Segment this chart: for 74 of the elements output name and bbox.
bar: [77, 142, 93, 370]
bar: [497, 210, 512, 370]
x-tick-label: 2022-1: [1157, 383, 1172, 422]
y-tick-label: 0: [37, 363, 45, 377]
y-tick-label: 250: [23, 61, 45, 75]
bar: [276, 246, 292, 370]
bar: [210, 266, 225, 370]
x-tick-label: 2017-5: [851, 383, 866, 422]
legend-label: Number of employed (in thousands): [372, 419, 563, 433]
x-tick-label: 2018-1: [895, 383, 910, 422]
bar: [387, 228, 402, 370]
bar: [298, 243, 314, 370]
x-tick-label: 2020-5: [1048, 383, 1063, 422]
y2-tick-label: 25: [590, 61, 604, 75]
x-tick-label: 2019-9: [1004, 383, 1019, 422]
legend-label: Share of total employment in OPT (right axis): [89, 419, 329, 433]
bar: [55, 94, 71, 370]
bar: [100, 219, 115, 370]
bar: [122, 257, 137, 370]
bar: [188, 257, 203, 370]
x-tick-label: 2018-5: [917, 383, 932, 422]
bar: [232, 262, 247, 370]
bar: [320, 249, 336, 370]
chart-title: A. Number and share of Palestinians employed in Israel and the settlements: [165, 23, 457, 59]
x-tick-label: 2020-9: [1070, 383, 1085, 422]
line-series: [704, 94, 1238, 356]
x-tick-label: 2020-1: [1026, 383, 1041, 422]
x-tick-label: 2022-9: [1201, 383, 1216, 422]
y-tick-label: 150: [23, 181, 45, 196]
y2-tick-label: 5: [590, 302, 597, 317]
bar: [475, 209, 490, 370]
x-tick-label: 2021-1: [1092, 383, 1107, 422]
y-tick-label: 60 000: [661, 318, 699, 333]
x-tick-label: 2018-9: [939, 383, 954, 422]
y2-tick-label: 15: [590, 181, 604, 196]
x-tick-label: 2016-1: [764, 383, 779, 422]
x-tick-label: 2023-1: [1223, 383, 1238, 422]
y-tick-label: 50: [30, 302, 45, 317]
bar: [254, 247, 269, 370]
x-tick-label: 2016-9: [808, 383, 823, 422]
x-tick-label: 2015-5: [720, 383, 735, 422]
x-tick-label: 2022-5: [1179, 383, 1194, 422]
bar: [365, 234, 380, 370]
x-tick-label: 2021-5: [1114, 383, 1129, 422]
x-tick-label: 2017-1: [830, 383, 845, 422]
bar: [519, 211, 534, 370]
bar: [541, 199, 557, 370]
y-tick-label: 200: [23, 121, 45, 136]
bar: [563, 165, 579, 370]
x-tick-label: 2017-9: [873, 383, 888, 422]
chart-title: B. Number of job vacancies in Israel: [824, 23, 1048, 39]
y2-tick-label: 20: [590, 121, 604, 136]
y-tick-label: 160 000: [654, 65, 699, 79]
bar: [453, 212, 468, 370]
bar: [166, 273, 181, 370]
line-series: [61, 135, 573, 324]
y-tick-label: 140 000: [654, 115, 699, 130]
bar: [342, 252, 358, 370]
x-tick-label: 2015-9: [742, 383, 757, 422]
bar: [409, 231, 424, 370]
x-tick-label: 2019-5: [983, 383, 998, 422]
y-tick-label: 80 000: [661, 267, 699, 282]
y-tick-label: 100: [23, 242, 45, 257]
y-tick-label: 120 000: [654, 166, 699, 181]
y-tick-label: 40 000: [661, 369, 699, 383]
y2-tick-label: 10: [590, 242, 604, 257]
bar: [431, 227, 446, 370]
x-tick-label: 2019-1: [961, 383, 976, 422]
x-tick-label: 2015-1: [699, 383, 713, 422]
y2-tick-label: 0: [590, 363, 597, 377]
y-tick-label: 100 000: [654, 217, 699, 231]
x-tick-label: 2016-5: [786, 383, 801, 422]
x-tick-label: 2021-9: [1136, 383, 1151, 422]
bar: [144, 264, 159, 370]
_ _ _
(WHAT THE TASK REQUIRES) Write out every line of the material above, character for character and in the same order.

(REPLY)
Segment this chart: for 74 of the elements output name and bbox.
bar: [77, 142, 93, 370]
bar: [497, 210, 512, 370]
x-tick-label: 2022-1: [1157, 383, 1172, 422]
y-tick-label: 0: [37, 363, 45, 377]
y-tick-label: 250: [23, 61, 45, 75]
bar: [276, 246, 292, 370]
bar: [210, 266, 225, 370]
x-tick-label: 2017-5: [851, 383, 866, 422]
legend-label: Number of employed (in thousands): [372, 419, 563, 433]
x-tick-label: 2018-1: [895, 383, 910, 422]
bar: [387, 228, 402, 370]
bar: [298, 243, 314, 370]
x-tick-label: 2020-5: [1048, 383, 1063, 422]
y2-tick-label: 25: [590, 61, 604, 75]
x-tick-label: 2019-9: [1004, 383, 1019, 422]
legend-label: Share of total employment in OPT (right axis): [89, 419, 329, 433]
bar: [55, 94, 71, 370]
bar: [100, 219, 115, 370]
bar: [122, 257, 137, 370]
bar: [188, 257, 203, 370]
x-tick-label: 2018-5: [917, 383, 932, 422]
bar: [232, 262, 247, 370]
bar: [320, 249, 336, 370]
chart-title: A. Number and share of Palestinians employed in Israel and the settlements: [165, 23, 457, 59]
x-tick-label: 2020-9: [1070, 383, 1085, 422]
line-series: [704, 94, 1238, 356]
x-tick-label: 2020-1: [1026, 383, 1041, 422]
x-tick-label: 2022-9: [1201, 383, 1216, 422]
y-tick-label: 150: [23, 181, 45, 196]
y2-tick-label: 5: [590, 302, 597, 317]
bar: [475, 209, 490, 370]
x-tick-label: 2021-1: [1092, 383, 1107, 422]
y-tick-label: 60 000: [661, 318, 699, 333]
x-tick-label: 2018-9: [939, 383, 954, 422]
y2-tick-label: 15: [590, 181, 604, 196]
x-tick-label: 2016-1: [764, 383, 779, 422]
x-tick-label: 2023-1: [1223, 383, 1238, 422]
y-tick-label: 50: [30, 302, 45, 317]
bar: [254, 247, 269, 370]
x-tick-label: 2016-9: [808, 383, 823, 422]
x-tick-label: 2015-5: [720, 383, 735, 422]
x-tick-label: 2022-5: [1179, 383, 1194, 422]
bar: [365, 234, 380, 370]
x-tick-label: 2021-5: [1114, 383, 1129, 422]
x-tick-label: 2017-1: [830, 383, 845, 422]
bar: [519, 211, 534, 370]
bar: [541, 199, 557, 370]
y-tick-label: 200: [23, 121, 45, 136]
bar: [563, 165, 579, 370]
x-tick-label: 2017-9: [873, 383, 888, 422]
chart-title: B. Number of job vacancies in Israel: [824, 23, 1048, 39]
y2-tick-label: 20: [590, 121, 604, 136]
y-tick-label: 160 000: [654, 65, 699, 79]
bar: [453, 212, 468, 370]
bar: [166, 273, 181, 370]
line-series: [61, 135, 573, 324]
y-tick-label: 140 000: [654, 115, 699, 130]
bar: [342, 252, 358, 370]
x-tick-label: 2015-9: [742, 383, 757, 422]
bar: [409, 231, 424, 370]
x-tick-label: 2019-5: [983, 383, 998, 422]
y-tick-label: 80 000: [661, 267, 699, 282]
y-tick-label: 100: [23, 242, 45, 257]
y-tick-label: 120 000: [654, 166, 699, 181]
y-tick-label: 40 000: [661, 369, 699, 383]
y2-tick-label: 10: [590, 242, 604, 257]
bar: [431, 227, 446, 370]
x-tick-label: 2019-1: [961, 383, 976, 422]
x-tick-label: 2015-1: [699, 383, 713, 422]
y2-tick-label: 0: [590, 363, 597, 377]
y-tick-label: 100 000: [654, 217, 699, 231]
x-tick-label: 2016-5: [786, 383, 801, 422]
x-tick-label: 2021-9: [1136, 383, 1151, 422]
bar: [144, 264, 159, 370]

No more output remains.